*TASK INSTRUCTIONS:*
Find the lines containing the word "image" and copy every one of them.

*MATERIAL PROVIDED:*
■ ■ ■ ■ ■

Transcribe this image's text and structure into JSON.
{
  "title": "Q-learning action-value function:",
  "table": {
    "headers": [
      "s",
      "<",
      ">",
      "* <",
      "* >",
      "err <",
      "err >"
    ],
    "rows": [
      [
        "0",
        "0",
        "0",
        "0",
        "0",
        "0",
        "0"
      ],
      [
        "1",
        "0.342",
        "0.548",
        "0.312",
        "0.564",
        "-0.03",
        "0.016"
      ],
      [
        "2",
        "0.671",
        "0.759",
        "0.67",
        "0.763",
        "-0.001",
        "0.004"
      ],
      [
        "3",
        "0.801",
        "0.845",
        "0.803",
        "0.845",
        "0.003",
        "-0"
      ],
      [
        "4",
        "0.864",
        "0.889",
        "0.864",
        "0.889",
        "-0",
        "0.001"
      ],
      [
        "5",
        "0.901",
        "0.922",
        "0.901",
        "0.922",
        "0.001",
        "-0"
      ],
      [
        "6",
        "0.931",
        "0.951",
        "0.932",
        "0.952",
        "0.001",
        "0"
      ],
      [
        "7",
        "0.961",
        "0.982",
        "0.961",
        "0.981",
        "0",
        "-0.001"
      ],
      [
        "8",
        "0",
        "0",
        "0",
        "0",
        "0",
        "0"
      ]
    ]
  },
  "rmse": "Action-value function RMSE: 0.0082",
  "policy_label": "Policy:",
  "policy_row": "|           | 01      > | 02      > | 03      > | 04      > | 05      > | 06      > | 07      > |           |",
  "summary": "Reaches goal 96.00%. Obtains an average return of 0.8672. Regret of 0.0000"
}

■ ■ ■ ■ ■

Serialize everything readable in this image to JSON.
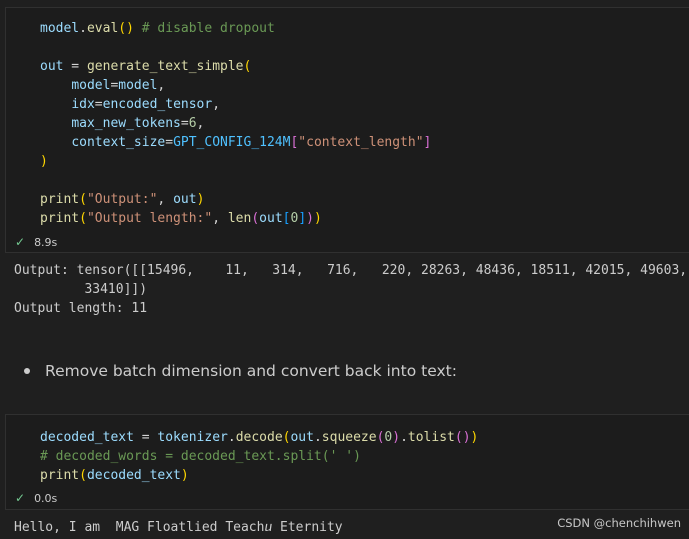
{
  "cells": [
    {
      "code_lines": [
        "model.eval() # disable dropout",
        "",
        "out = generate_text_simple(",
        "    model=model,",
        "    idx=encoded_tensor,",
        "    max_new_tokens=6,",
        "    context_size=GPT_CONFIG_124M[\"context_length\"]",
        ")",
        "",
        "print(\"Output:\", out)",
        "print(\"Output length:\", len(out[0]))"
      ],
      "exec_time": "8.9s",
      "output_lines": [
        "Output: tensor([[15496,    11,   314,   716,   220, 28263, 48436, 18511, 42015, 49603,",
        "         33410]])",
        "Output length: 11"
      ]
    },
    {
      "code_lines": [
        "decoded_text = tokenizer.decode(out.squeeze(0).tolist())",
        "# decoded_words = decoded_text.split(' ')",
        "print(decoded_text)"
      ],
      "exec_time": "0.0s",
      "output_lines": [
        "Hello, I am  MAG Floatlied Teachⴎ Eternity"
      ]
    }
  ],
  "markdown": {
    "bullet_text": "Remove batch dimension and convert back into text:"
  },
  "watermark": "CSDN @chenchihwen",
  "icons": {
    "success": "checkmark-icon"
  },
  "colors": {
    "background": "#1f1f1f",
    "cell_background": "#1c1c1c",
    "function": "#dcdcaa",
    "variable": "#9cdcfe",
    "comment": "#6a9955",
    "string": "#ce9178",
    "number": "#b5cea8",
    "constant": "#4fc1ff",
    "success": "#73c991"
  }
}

■ ■ ■ ■ ■

*RESULT FOR THIS EXERCISE:*
Transcribe this image's text and structure into JSON.
Serialize everything readable in this image to JSON.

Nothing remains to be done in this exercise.